DATA SHOWN:
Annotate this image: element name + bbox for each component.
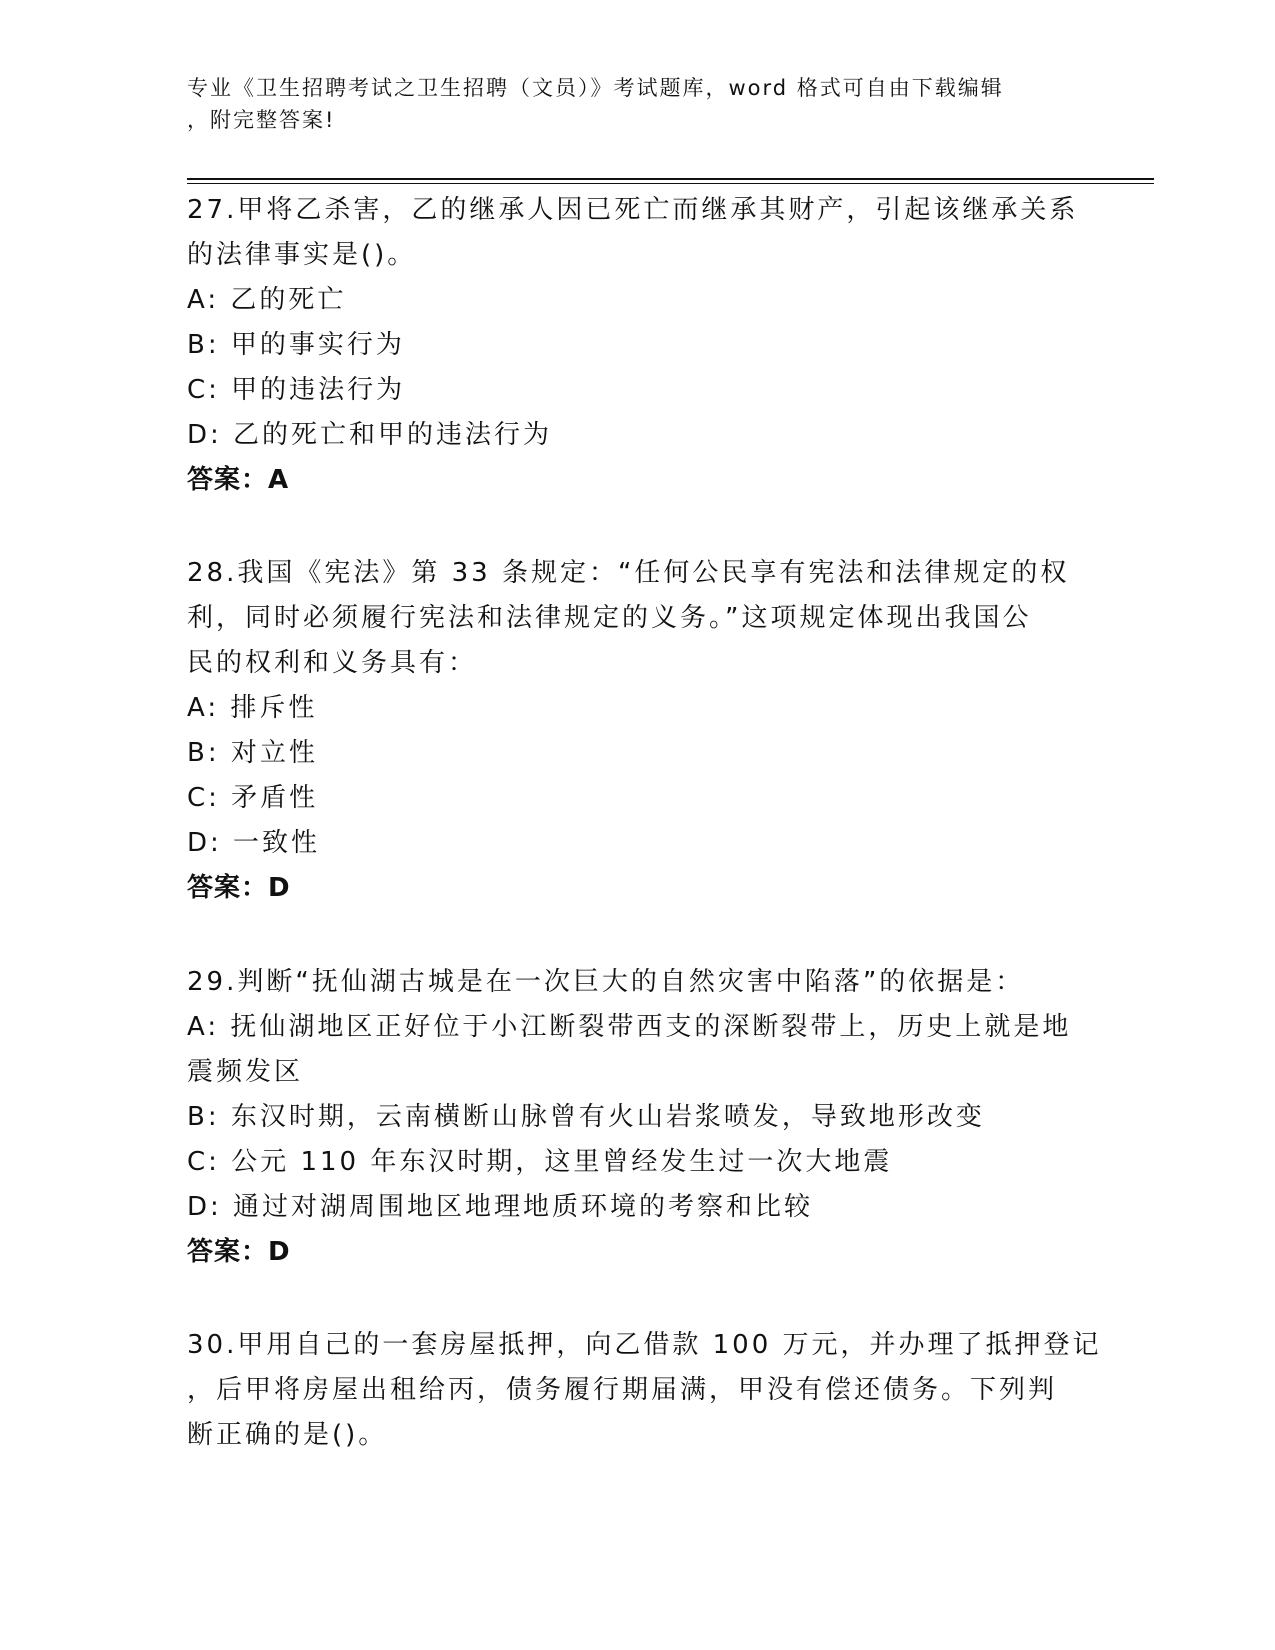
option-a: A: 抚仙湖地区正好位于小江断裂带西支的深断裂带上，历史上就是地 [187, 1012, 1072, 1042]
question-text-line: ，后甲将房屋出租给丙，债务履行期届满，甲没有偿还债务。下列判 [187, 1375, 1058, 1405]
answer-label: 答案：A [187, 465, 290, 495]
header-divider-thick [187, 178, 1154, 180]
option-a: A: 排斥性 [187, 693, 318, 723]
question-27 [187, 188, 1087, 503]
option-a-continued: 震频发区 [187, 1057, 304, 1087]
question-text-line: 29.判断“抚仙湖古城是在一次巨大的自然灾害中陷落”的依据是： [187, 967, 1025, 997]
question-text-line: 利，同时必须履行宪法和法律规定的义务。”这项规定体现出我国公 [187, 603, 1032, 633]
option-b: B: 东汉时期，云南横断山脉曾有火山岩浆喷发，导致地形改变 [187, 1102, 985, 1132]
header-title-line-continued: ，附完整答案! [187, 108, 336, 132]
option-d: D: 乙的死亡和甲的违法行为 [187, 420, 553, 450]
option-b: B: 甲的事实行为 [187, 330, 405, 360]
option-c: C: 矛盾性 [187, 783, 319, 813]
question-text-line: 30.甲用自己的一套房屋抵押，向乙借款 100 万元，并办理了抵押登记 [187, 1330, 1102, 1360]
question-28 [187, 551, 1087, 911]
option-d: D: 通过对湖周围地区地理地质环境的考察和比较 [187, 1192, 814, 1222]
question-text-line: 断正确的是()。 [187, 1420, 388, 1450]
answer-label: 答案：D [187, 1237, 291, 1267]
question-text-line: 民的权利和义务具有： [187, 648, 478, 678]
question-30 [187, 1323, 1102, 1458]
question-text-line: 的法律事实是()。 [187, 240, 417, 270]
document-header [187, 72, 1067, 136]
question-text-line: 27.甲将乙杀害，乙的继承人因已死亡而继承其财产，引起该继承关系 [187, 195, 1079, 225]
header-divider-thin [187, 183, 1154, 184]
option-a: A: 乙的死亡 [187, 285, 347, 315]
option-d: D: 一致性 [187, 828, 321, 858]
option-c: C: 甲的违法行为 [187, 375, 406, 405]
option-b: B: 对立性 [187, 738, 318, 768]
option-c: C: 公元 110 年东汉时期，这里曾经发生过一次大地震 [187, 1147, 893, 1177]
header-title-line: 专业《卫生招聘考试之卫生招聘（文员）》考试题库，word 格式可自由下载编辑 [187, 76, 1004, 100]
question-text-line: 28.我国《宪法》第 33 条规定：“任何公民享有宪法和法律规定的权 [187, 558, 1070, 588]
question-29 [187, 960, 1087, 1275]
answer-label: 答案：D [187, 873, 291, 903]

YOUR OBJECTIVE: Reproduce every row above character for character. Leave out the picture.

TASK RESULT:
Annotate this image: element name + bbox for each component.
option-a: A: 抚仙湖地区正好位于小江断裂带西支的深断裂带上，历史上就是地 [187, 1012, 1072, 1042]
question-text-line: ，后甲将房屋出租给丙，债务履行期届满，甲没有偿还债务。下列判 [187, 1375, 1058, 1405]
answer-label: 答案：A [187, 465, 290, 495]
header-divider-thick [187, 178, 1154, 180]
option-a: A: 排斥性 [187, 693, 318, 723]
question-27 [187, 188, 1087, 503]
option-a-continued: 震频发区 [187, 1057, 304, 1087]
question-text-line: 29.判断“抚仙湖古城是在一次巨大的自然灾害中陷落”的依据是： [187, 967, 1025, 997]
question-text-line: 利，同时必须履行宪法和法律规定的义务。”这项规定体现出我国公 [187, 603, 1032, 633]
option-b: B: 东汉时期，云南横断山脉曾有火山岩浆喷发，导致地形改变 [187, 1102, 985, 1132]
header-title-line-continued: ，附完整答案! [187, 108, 336, 132]
option-d: D: 乙的死亡和甲的违法行为 [187, 420, 553, 450]
option-b: B: 甲的事实行为 [187, 330, 405, 360]
option-c: C: 矛盾性 [187, 783, 319, 813]
question-text-line: 30.甲用自己的一套房屋抵押，向乙借款 100 万元，并办理了抵押登记 [187, 1330, 1102, 1360]
question-28 [187, 551, 1087, 911]
option-d: D: 通过对湖周围地区地理地质环境的考察和比较 [187, 1192, 814, 1222]
question-text-line: 断正确的是()。 [187, 1420, 388, 1450]
answer-label: 答案：D [187, 1237, 291, 1267]
question-text-line: 民的权利和义务具有： [187, 648, 478, 678]
question-30 [187, 1323, 1102, 1458]
question-text-line: 的法律事实是()。 [187, 240, 417, 270]
document-header [187, 72, 1067, 136]
question-text-line: 27.甲将乙杀害，乙的继承人因已死亡而继承其财产，引起该继承关系 [187, 195, 1079, 225]
header-divider-thin [187, 183, 1154, 184]
option-a: A: 乙的死亡 [187, 285, 347, 315]
option-d: D: 一致性 [187, 828, 321, 858]
option-c: C: 甲的违法行为 [187, 375, 406, 405]
option-b: B: 对立性 [187, 738, 318, 768]
option-c: C: 公元 110 年东汉时期，这里曾经发生过一次大地震 [187, 1147, 893, 1177]
header-title-line: 专业《卫生招聘考试之卫生招聘（文员）》考试题库，word 格式可自由下载编辑 [187, 76, 1004, 100]
question-text-line: 28.我国《宪法》第 33 条规定：“任何公民享有宪法和法律规定的权 [187, 558, 1070, 588]
question-29 [187, 960, 1087, 1275]
answer-label: 答案：D [187, 873, 291, 903]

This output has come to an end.